* Job *
Restate the records below word for word, and omit the images they hold.
--- Start Data for this task ---
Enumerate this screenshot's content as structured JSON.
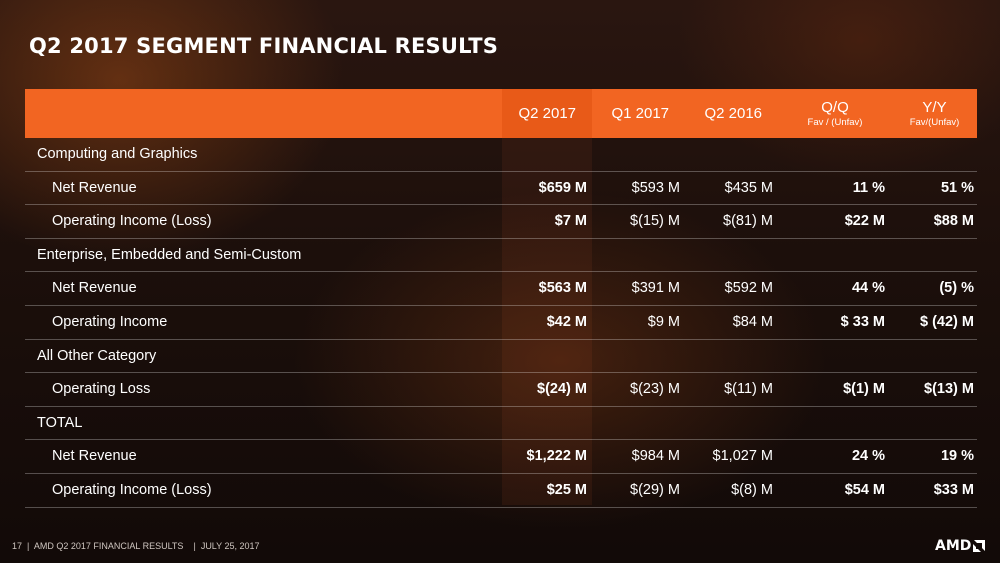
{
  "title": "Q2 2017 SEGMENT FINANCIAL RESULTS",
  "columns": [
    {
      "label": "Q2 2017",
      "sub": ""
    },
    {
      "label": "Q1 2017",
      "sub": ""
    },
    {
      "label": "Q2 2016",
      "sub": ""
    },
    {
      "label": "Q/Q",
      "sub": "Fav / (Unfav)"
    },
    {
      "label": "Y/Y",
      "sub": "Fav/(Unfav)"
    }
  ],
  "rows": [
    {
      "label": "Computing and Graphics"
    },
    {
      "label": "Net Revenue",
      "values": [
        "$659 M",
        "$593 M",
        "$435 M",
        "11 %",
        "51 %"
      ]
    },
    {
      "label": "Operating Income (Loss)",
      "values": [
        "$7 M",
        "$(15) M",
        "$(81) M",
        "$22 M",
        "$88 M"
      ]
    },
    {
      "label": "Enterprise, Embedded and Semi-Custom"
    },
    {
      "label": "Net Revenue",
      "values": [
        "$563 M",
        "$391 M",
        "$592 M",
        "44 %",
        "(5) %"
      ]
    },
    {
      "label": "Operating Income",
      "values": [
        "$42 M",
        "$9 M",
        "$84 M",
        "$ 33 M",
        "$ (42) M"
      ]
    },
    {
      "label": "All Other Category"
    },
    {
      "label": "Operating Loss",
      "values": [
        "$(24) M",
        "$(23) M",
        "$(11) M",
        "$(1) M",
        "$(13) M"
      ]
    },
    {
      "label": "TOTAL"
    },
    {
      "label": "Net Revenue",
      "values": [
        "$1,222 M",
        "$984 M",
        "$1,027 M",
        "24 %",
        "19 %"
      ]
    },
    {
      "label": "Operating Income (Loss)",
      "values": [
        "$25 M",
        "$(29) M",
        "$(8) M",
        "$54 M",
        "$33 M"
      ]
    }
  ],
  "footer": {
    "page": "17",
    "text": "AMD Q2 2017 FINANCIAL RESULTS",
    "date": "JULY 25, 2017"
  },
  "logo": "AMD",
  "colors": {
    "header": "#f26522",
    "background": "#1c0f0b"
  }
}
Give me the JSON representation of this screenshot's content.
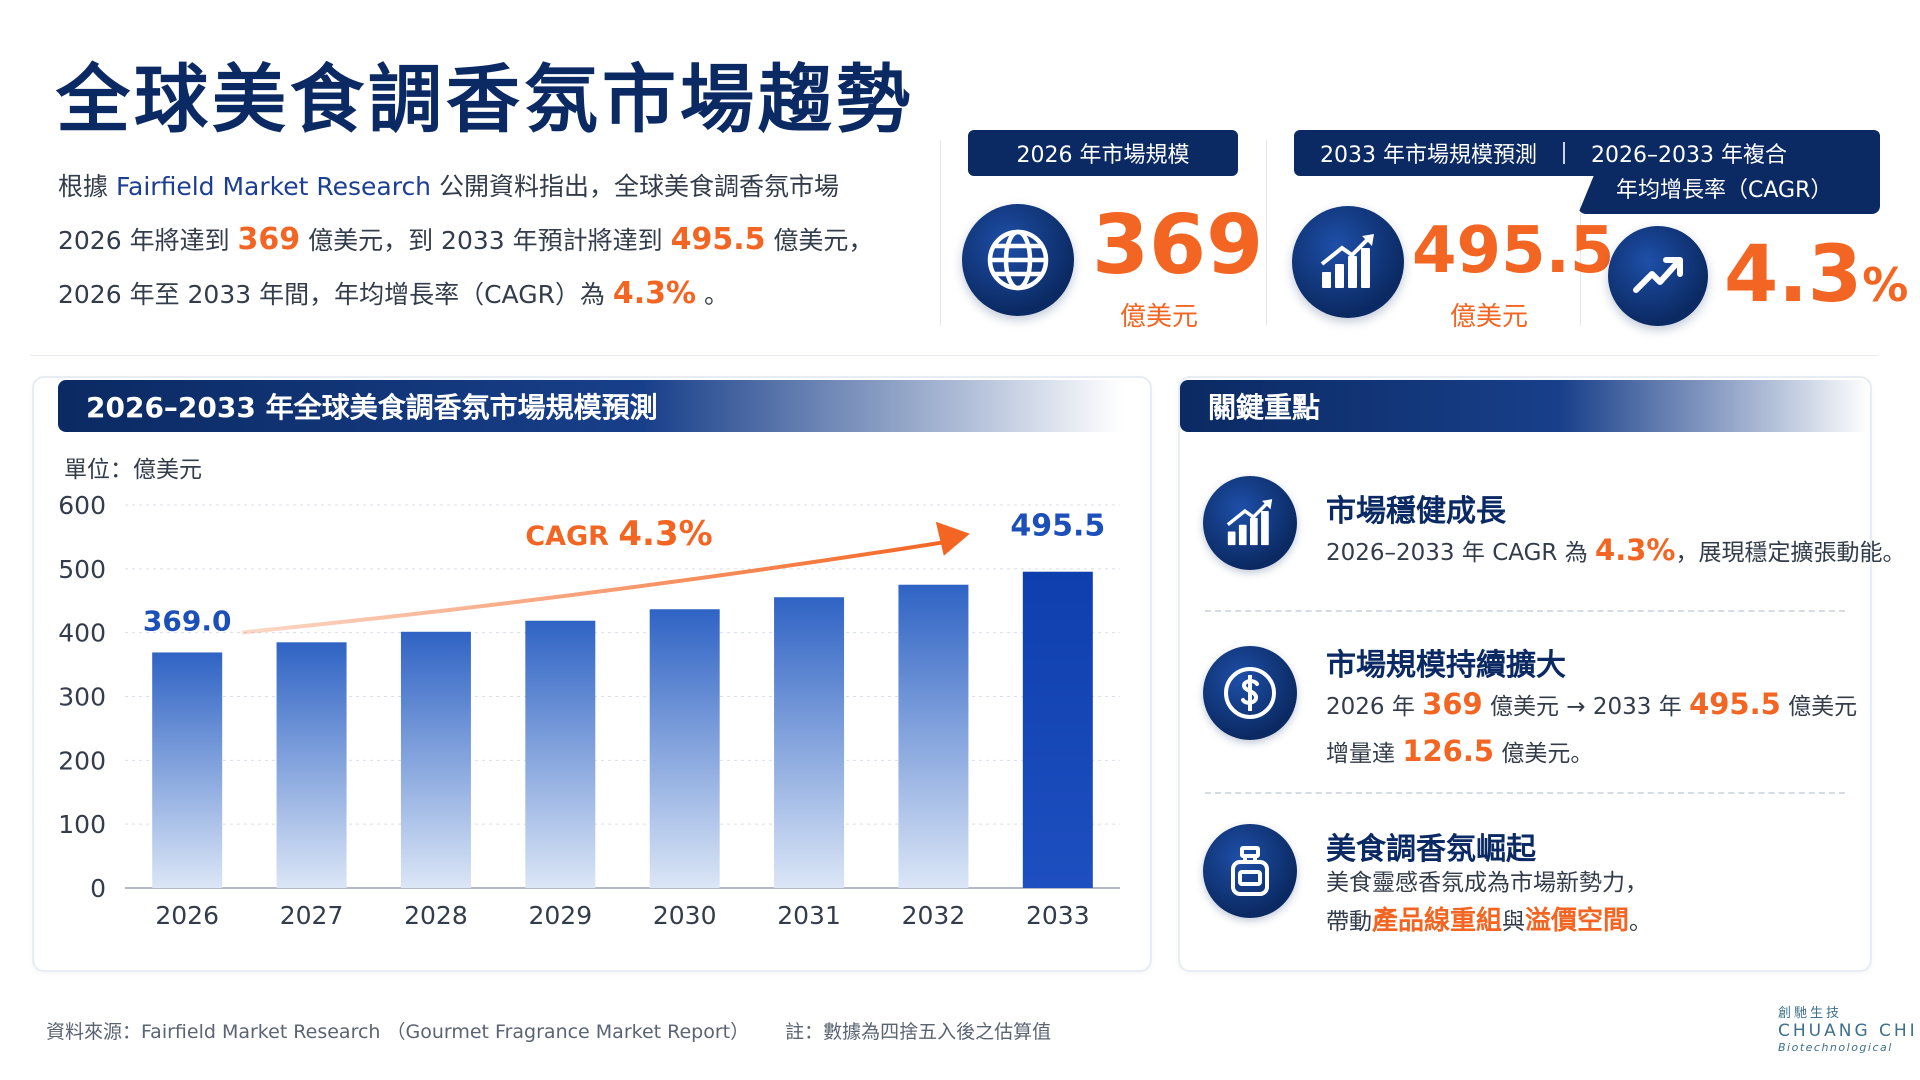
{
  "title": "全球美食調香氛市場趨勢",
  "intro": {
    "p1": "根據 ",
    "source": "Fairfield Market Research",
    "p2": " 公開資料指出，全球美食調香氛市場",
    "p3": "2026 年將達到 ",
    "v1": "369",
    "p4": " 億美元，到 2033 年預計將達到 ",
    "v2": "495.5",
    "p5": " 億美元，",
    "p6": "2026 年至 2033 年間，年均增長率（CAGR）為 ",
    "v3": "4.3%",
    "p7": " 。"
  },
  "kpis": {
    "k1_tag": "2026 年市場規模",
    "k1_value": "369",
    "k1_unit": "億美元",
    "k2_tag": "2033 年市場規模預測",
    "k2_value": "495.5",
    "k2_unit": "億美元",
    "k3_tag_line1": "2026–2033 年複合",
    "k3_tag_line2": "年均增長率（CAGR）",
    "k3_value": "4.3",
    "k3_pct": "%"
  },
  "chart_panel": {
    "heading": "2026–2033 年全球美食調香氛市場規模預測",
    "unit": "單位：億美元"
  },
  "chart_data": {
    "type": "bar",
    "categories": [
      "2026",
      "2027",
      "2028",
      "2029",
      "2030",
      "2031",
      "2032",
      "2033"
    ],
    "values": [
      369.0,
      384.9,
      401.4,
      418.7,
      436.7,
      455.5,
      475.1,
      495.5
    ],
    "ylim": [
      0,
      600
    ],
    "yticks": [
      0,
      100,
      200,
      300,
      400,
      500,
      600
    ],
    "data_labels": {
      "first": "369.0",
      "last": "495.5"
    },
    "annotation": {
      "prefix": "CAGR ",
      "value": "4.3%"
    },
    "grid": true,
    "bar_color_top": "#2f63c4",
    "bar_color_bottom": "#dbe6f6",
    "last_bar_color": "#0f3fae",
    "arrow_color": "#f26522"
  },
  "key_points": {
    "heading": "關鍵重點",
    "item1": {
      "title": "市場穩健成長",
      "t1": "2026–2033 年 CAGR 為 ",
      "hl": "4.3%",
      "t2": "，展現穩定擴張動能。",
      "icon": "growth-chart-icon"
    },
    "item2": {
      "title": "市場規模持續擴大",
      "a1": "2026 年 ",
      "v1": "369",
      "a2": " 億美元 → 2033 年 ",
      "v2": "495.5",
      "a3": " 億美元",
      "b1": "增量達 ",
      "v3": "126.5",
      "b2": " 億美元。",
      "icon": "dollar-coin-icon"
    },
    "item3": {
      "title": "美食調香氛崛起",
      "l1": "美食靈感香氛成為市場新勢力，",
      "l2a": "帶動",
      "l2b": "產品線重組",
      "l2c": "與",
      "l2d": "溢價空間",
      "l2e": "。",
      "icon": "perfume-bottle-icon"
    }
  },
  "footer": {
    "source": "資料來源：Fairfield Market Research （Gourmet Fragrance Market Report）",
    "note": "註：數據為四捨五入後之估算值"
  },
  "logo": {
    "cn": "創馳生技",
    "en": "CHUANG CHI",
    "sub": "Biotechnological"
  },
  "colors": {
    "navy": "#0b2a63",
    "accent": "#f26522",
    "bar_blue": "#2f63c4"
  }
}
--- End Data for this task ---
* Solution for this problem *
Enumerate this screenshot's content as structured JSON.
{
  "title": "Q2 2017 SEGMENT FINANCIAL RESULTS",
  "columns": [
    {
      "label": "Q2 2017",
      "sub": ""
    },
    {
      "label": "Q1 2017",
      "sub": ""
    },
    {
      "label": "Q2 2016",
      "sub": ""
    },
    {
      "label": "Q/Q",
      "sub": "Fav / (Unfav)"
    },
    {
      "label": "Y/Y",
      "sub": "Fav/(Unfav)"
    }
  ],
  "rows": [
    {
      "label": "Computing and Graphics"
    },
    {
      "label": "Net Revenue",
      "values": [
        "$659 M",
        "$593 M",
        "$435 M",
        "11 %",
        "51 %"
      ]
    },
    {
      "label": "Operating Income (Loss)",
      "values": [
        "$7 M",
        "$(15) M",
        "$(81) M",
        "$22 M",
        "$88 M"
      ]
    },
    {
      "label": "Enterprise, Embedded and Semi-Custom"
    },
    {
      "label": "Net Revenue",
      "values": [
        "$563 M",
        "$391 M",
        "$592 M",
        "44 %",
        "(5) %"
      ]
    },
    {
      "label": "Operating Income",
      "values": [
        "$42 M",
        "$9 M",
        "$84 M",
        "$ 33 M",
        "$ (42) M"
      ]
    },
    {
      "label": "All Other Category"
    },
    {
      "label": "Operating Loss",
      "values": [
        "$(24) M",
        "$(23) M",
        "$(11) M",
        "$(1) M",
        "$(13) M"
      ]
    },
    {
      "label": "TOTAL"
    },
    {
      "label": "Net Revenue",
      "values": [
        "$1,222 M",
        "$984 M",
        "$1,027 M",
        "24 %",
        "19 %"
      ]
    },
    {
      "label": "Operating Income (Loss)",
      "values": [
        "$25 M",
        "$(29) M",
        "$(8) M",
        "$54 M",
        "$33 M"
      ]
    }
  ],
  "footer": {
    "page": "17",
    "text": "AMD Q2 2017 FINANCIAL RESULTS",
    "date": "JULY 25, 2017"
  },
  "logo": "AMD",
  "colors": {
    "header": "#f26522",
    "background": "#1c0f0b"
  }
}
Give me the JSON representation of this screenshot's content.
{
  "title": "全球美食調香氛市場趨勢",
  "intro": {
    "p1": "根據 ",
    "source": "Fairfield Market Research",
    "p2": " 公開資料指出，全球美食調香氛市場",
    "p3": "2026 年將達到 ",
    "v1": "369",
    "p4": " 億美元，到 2033 年預計將達到 ",
    "v2": "495.5",
    "p5": " 億美元，",
    "p6": "2026 年至 2033 年間，年均增長率（CAGR）為 ",
    "v3": "4.3%",
    "p7": " 。"
  },
  "kpis": {
    "k1_tag": "2026 年市場規模",
    "k1_value": "369",
    "k1_unit": "億美元",
    "k2_tag": "2033 年市場規模預測",
    "k2_value": "495.5",
    "k2_unit": "億美元",
    "k3_tag_line1": "2026–2033 年複合",
    "k3_tag_line2": "年均增長率（CAGR）",
    "k3_value": "4.3",
    "k3_pct": "%"
  },
  "chart_panel": {
    "heading": "2026–2033 年全球美食調香氛市場規模預測",
    "unit": "單位：億美元"
  },
  "chart_data": {
    "type": "bar",
    "categories": [
      "2026",
      "2027",
      "2028",
      "2029",
      "2030",
      "2031",
      "2032",
      "2033"
    ],
    "values": [
      369.0,
      384.9,
      401.4,
      418.7,
      436.7,
      455.5,
      475.1,
      495.5
    ],
    "ylim": [
      0,
      600
    ],
    "yticks": [
      0,
      100,
      200,
      300,
      400,
      500,
      600
    ],
    "data_labels": {
      "first": "369.0",
      "last": "495.5"
    },
    "annotation": {
      "prefix": "CAGR ",
      "value": "4.3%"
    },
    "grid": true,
    "bar_color_top": "#2f63c4",
    "bar_color_bottom": "#dbe6f6",
    "last_bar_color": "#0f3fae",
    "arrow_color": "#f26522"
  },
  "key_points": {
    "heading": "關鍵重點",
    "item1": {
      "title": "市場穩健成長",
      "t1": "2026–2033 年 CAGR 為 ",
      "hl": "4.3%",
      "t2": "，展現穩定擴張動能。",
      "icon": "growth-chart-icon"
    },
    "item2": {
      "title": "市場規模持續擴大",
      "a1": "2026 年 ",
      "v1": "369",
      "a2": " 億美元 → 2033 年 ",
      "v2": "495.5",
      "a3": " 億美元",
      "b1": "增量達 ",
      "v3": "126.5",
      "b2": " 億美元。",
      "icon": "dollar-coin-icon"
    },
    "item3": {
      "title": "美食調香氛崛起",
      "l1": "美食靈感香氛成為市場新勢力，",
      "l2a": "帶動",
      "l2b": "產品線重組",
      "l2c": "與",
      "l2d": "溢價空間",
      "l2e": "。",
      "icon": "perfume-bottle-icon"
    }
  },
  "footer": {
    "source": "資料來源：Fairfield Market Research （Gourmet Fragrance Market Report）",
    "note": "註：數據為四捨五入後之估算值"
  },
  "logo": {
    "cn": "創馳生技",
    "en": "CHUANG CHI",
    "sub": "Biotechnological"
  },
  "colors": {
    "navy": "#0b2a63",
    "accent": "#f26522",
    "bar_blue": "#2f63c4"
  }
}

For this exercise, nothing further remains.